Rows from a figure dataset:
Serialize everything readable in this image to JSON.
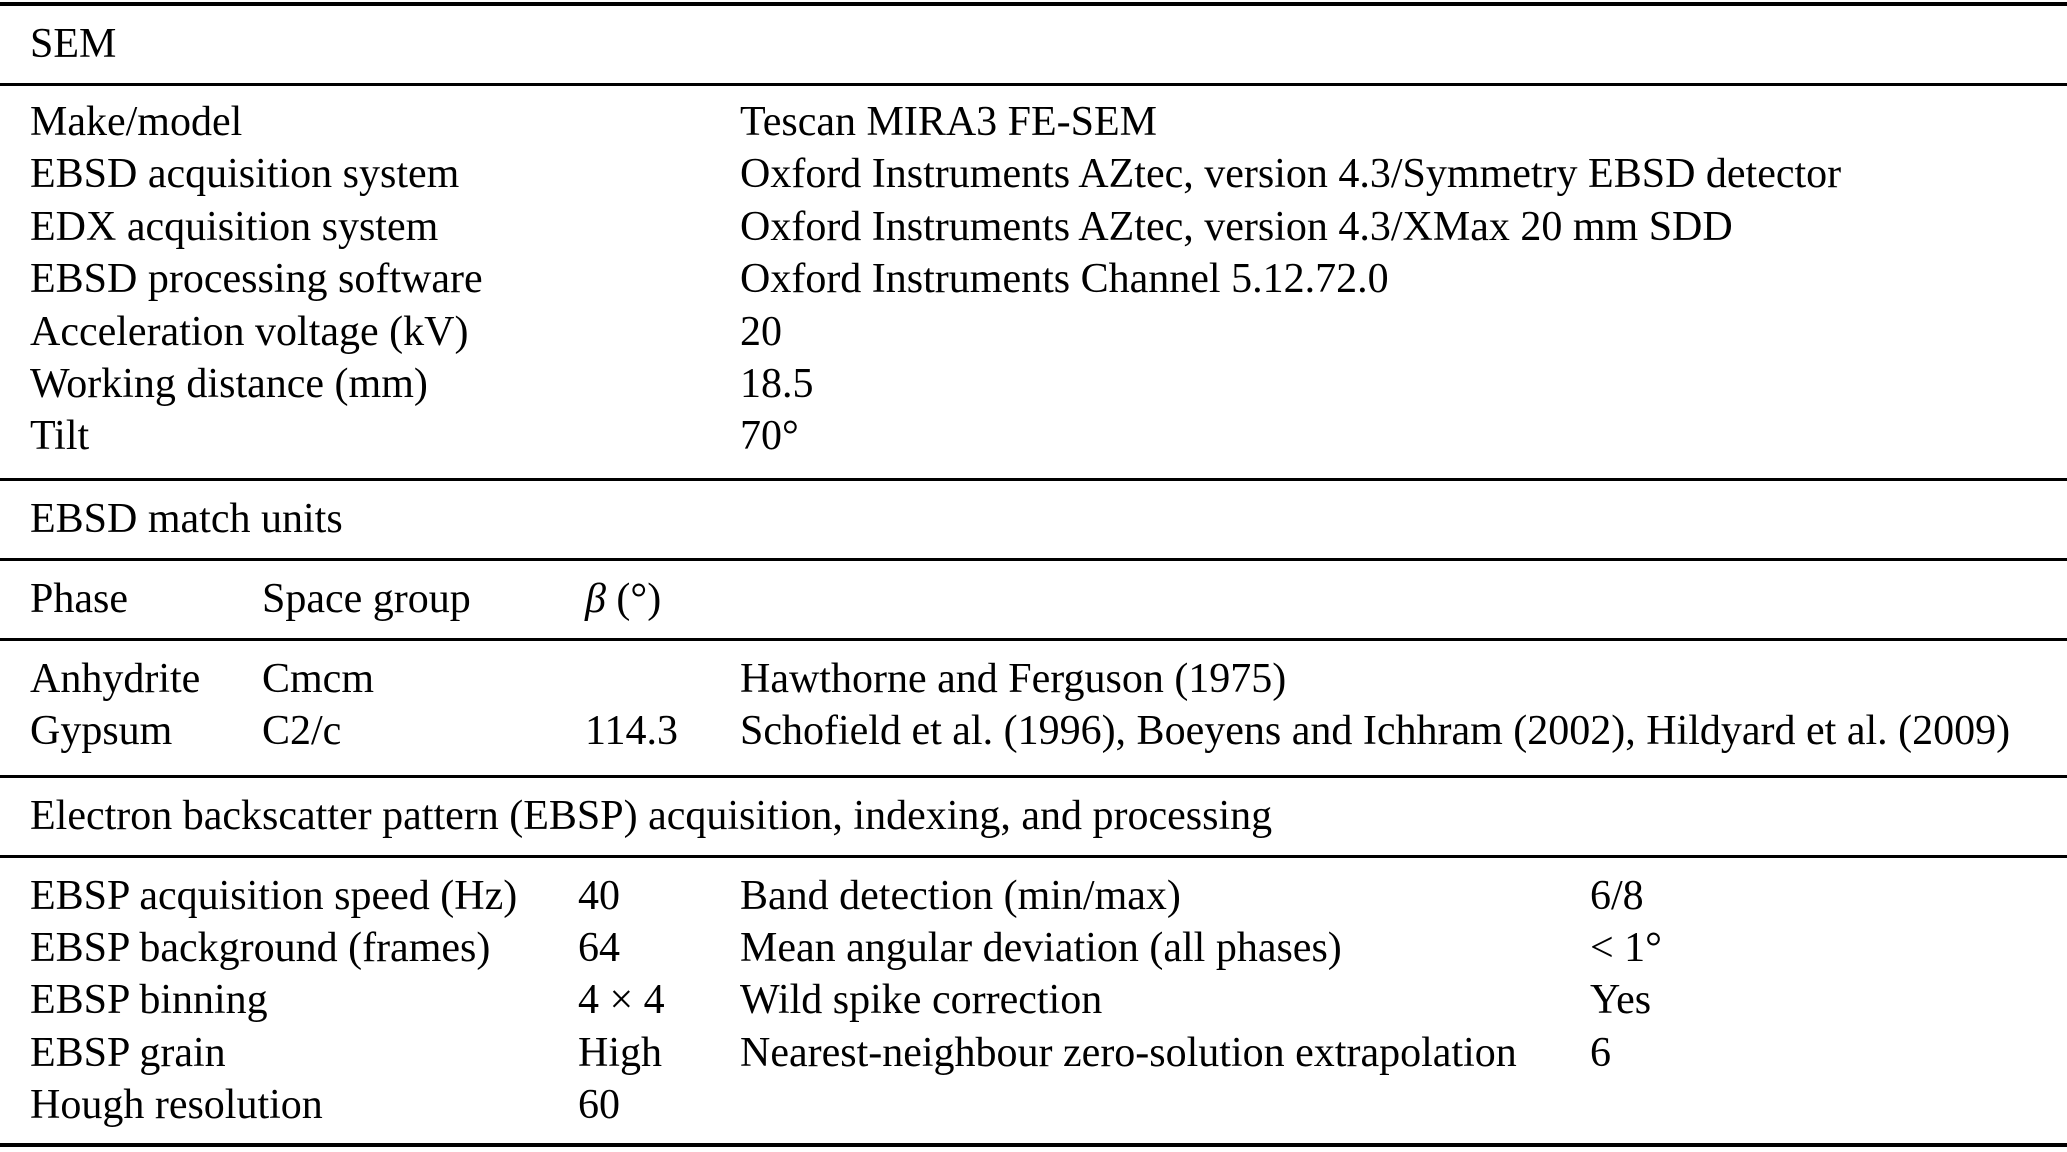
{
  "colors": {
    "text": "#000000",
    "background": "#ffffff",
    "rule": "#000000"
  },
  "sem": {
    "title": "SEM",
    "rows": [
      {
        "label": "Make/model",
        "value": "Tescan MIRA3 FE-SEM"
      },
      {
        "label": "EBSD acquisition system",
        "value": "Oxford Instruments AZtec, version 4.3/Symmetry EBSD detector"
      },
      {
        "label": "EDX acquisition system",
        "value": "Oxford Instruments AZtec, version 4.3/XMax 20 mm SDD"
      },
      {
        "label": "EBSD processing software",
        "value": "Oxford Instruments Channel 5.12.72.0"
      },
      {
        "label": "Acceleration voltage (kV)",
        "value": "20"
      },
      {
        "label": "Working distance (mm)",
        "value": "18.5"
      },
      {
        "label": "Tilt",
        "value": "70°"
      }
    ]
  },
  "match_units": {
    "title": "EBSD match units",
    "columns": {
      "phase": "Phase",
      "space_group": "Space group",
      "beta_symbol": "β",
      "beta_unit": "(°)"
    },
    "rows": [
      {
        "phase": "Anhydrite",
        "space_group": "Cmcm",
        "beta": "",
        "reference": "Hawthorne and Ferguson (1975)"
      },
      {
        "phase": "Gypsum",
        "space_group": "C2/c",
        "beta": "114.3",
        "reference": "Schofield et al. (1996), Boeyens and Ichhram (2002), Hildyard et al. (2009)"
      }
    ]
  },
  "ebsp": {
    "title": "Electron backscatter pattern (EBSP) acquisition, indexing, and processing",
    "rows": [
      {
        "label_left": "EBSP acquisition speed (Hz)",
        "value_left": "40",
        "label_right": "Band detection (min/max)",
        "value_right": "6/8"
      },
      {
        "label_left": "EBSP background (frames)",
        "value_left": "64",
        "label_right": "Mean angular deviation (all phases)",
        "value_right": "< 1°"
      },
      {
        "label_left": "EBSP binning",
        "value_left": "4 × 4",
        "label_right": "Wild spike correction",
        "value_right": "Yes"
      },
      {
        "label_left": "EBSP grain",
        "value_left": "High",
        "label_right": "Nearest-neighbour zero-solution extrapolation",
        "value_right": "6"
      },
      {
        "label_left": "Hough resolution",
        "value_left": "60",
        "label_right": "",
        "value_right": ""
      }
    ]
  }
}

● WHAT THE TASK REQUIRES
Show each line holding the word "Oxford".

● FINISHED TASK
        "value": "Oxford Instruments AZtec, version 4.3/Symmetry EBSD detector"
        "value": "Oxford Instruments AZtec, version 4.3/XMax 20 mm SDD"
        "value": "Oxford Instruments Channel 5.12.72.0"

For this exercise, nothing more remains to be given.